#### WHAT IS EXPECTED
Copy out the listing in full, exactly as written, but not its pictures.

— start PROVIDED ENTRIES —

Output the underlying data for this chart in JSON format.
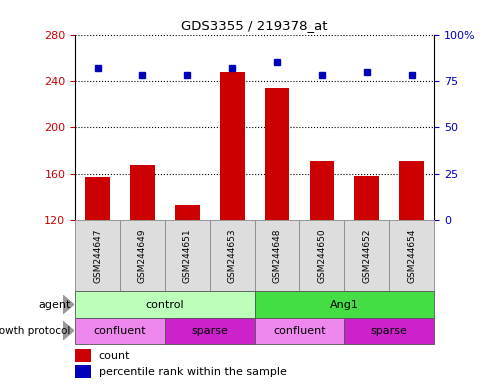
{
  "title": "GDS3355 / 219378_at",
  "samples": [
    "GSM244647",
    "GSM244649",
    "GSM244651",
    "GSM244653",
    "GSM244648",
    "GSM244650",
    "GSM244652",
    "GSM244654"
  ],
  "bar_values": [
    157,
    168,
    133,
    248,
    234,
    171,
    158,
    171
  ],
  "percentile_values": [
    82,
    78,
    78,
    82,
    85,
    78,
    80,
    78
  ],
  "y_min": 120,
  "y_max": 280,
  "y_ticks": [
    120,
    160,
    200,
    240,
    280
  ],
  "y_right_ticks": [
    0,
    25,
    50,
    75,
    100
  ],
  "bar_color": "#CC0000",
  "dot_color": "#0000BB",
  "bar_width": 0.55,
  "agent_control_color": "#BBFFBB",
  "agent_ang1_color": "#44DD44",
  "confluent_color": "#EE88EE",
  "sparse_color": "#CC22CC",
  "agent_groups": [
    {
      "label": "control",
      "start": 0,
      "end": 4,
      "color_key": "agent_control_color"
    },
    {
      "label": "Ang1",
      "start": 4,
      "end": 8,
      "color_key": "agent_ang1_color"
    }
  ],
  "protocol_groups": [
    {
      "label": "confluent",
      "start": 0,
      "end": 2,
      "color_key": "confluent_color"
    },
    {
      "label": "sparse",
      "start": 2,
      "end": 4,
      "color_key": "sparse_color"
    },
    {
      "label": "confluent",
      "start": 4,
      "end": 6,
      "color_key": "confluent_color"
    },
    {
      "label": "sparse",
      "start": 6,
      "end": 8,
      "color_key": "sparse_color"
    }
  ],
  "ylabel_left_color": "#CC0000",
  "ylabel_right_color": "#0000BB",
  "background_color": "#ffffff",
  "sample_box_color": "#DDDDDD",
  "legend_count_label": "count",
  "legend_pct_label": "percentile rank within the sample",
  "agent_label": "agent",
  "protocol_label": "growth protocol"
}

— end PROVIDED ENTRIES —

#### EXERCISE RESULT
Output the underlying data for this chart in JSON format.
{
  "title": "GDS3355 / 219378_at",
  "samples": [
    "GSM244647",
    "GSM244649",
    "GSM244651",
    "GSM244653",
    "GSM244648",
    "GSM244650",
    "GSM244652",
    "GSM244654"
  ],
  "bar_values": [
    157,
    168,
    133,
    248,
    234,
    171,
    158,
    171
  ],
  "percentile_values": [
    82,
    78,
    78,
    82,
    85,
    78,
    80,
    78
  ],
  "y_min": 120,
  "y_max": 280,
  "y_ticks": [
    120,
    160,
    200,
    240,
    280
  ],
  "y_right_ticks": [
    0,
    25,
    50,
    75,
    100
  ],
  "bar_color": "#CC0000",
  "dot_color": "#0000BB",
  "bar_width": 0.55,
  "agent_control_color": "#BBFFBB",
  "agent_ang1_color": "#44DD44",
  "confluent_color": "#EE88EE",
  "sparse_color": "#CC22CC",
  "agent_groups": [
    {
      "label": "control",
      "start": 0,
      "end": 4,
      "color_key": "agent_control_color"
    },
    {
      "label": "Ang1",
      "start": 4,
      "end": 8,
      "color_key": "agent_ang1_color"
    }
  ],
  "protocol_groups": [
    {
      "label": "confluent",
      "start": 0,
      "end": 2,
      "color_key": "confluent_color"
    },
    {
      "label": "sparse",
      "start": 2,
      "end": 4,
      "color_key": "sparse_color"
    },
    {
      "label": "confluent",
      "start": 4,
      "end": 6,
      "color_key": "confluent_color"
    },
    {
      "label": "sparse",
      "start": 6,
      "end": 8,
      "color_key": "sparse_color"
    }
  ],
  "ylabel_left_color": "#CC0000",
  "ylabel_right_color": "#0000BB",
  "background_color": "#ffffff",
  "sample_box_color": "#DDDDDD",
  "legend_count_label": "count",
  "legend_pct_label": "percentile rank within the sample",
  "agent_label": "agent",
  "protocol_label": "growth protocol"
}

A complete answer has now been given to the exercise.